◆ **Extracted records**
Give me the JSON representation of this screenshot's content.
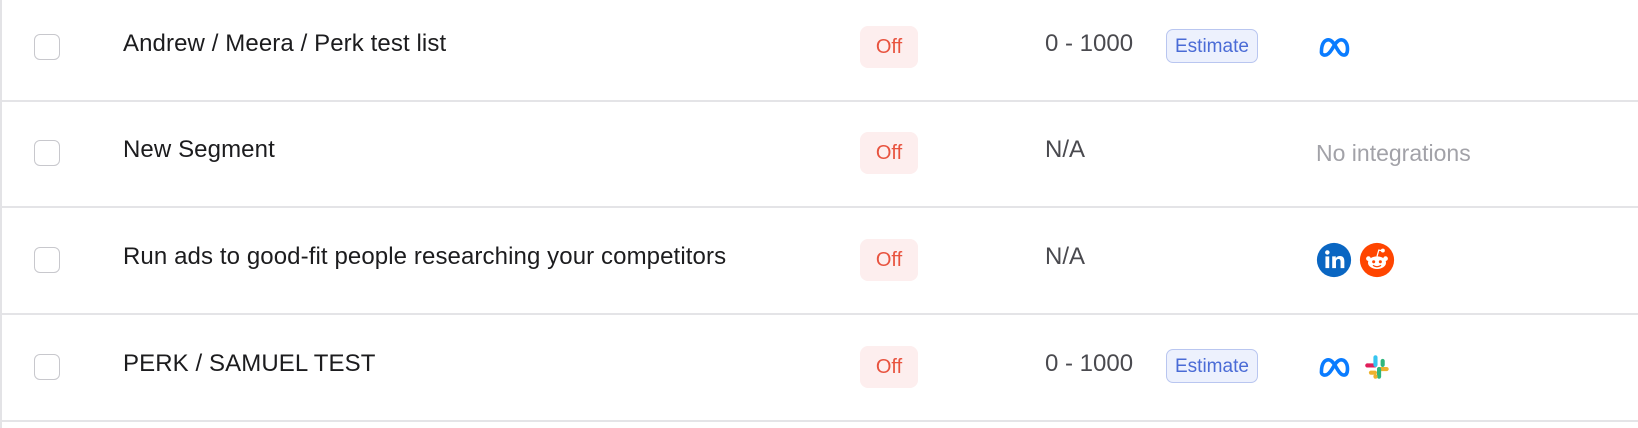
{
  "rows": [
    {
      "name": "Andrew / Meera / Perk test list",
      "status": "Off",
      "size": "0 - 1000",
      "estimate_label": "Estimate",
      "integrations": [
        "meta-icon"
      ]
    },
    {
      "name": "New Segment",
      "status": "Off",
      "size": "N/A",
      "estimate_label": "",
      "integrations": [],
      "no_integrations_text": "No integrations"
    },
    {
      "name": "Run ads to good-fit people researching your competitors",
      "status": "Off",
      "size": "N/A",
      "estimate_label": "",
      "integrations": [
        "linkedin-icon",
        "reddit-icon"
      ]
    },
    {
      "name": "PERK / SAMUEL TEST",
      "status": "Off",
      "size": "0 - 1000",
      "estimate_label": "Estimate",
      "integrations": [
        "meta-icon",
        "slack-icon"
      ]
    }
  ],
  "colors": {
    "status_off_text": "#e8533f",
    "status_off_bg": "#fdeeee",
    "estimate_text": "#4a6bd6",
    "estimate_bg": "#edf1fd",
    "meta": "#0a7cff",
    "linkedin": "#0a66c2",
    "reddit": "#ff4500"
  }
}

◆ **Stated goal**
Set down the material above as is, without any pictures.

◆ **Response for this exercise**
Give me the JSON representation of this screenshot's content.
{
  "rows": [
    {
      "name": "Andrew / Meera / Perk test list",
      "status": "Off",
      "size": "0 - 1000",
      "estimate_label": "Estimate",
      "integrations": [
        "meta-icon"
      ]
    },
    {
      "name": "New Segment",
      "status": "Off",
      "size": "N/A",
      "estimate_label": "",
      "integrations": [],
      "no_integrations_text": "No integrations"
    },
    {
      "name": "Run ads to good-fit people researching your competitors",
      "status": "Off",
      "size": "N/A",
      "estimate_label": "",
      "integrations": [
        "linkedin-icon",
        "reddit-icon"
      ]
    },
    {
      "name": "PERK / SAMUEL TEST",
      "status": "Off",
      "size": "0 - 1000",
      "estimate_label": "Estimate",
      "integrations": [
        "meta-icon",
        "slack-icon"
      ]
    }
  ],
  "colors": {
    "status_off_text": "#e8533f",
    "status_off_bg": "#fdeeee",
    "estimate_text": "#4a6bd6",
    "estimate_bg": "#edf1fd",
    "meta": "#0a7cff",
    "linkedin": "#0a66c2",
    "reddit": "#ff4500"
  }
}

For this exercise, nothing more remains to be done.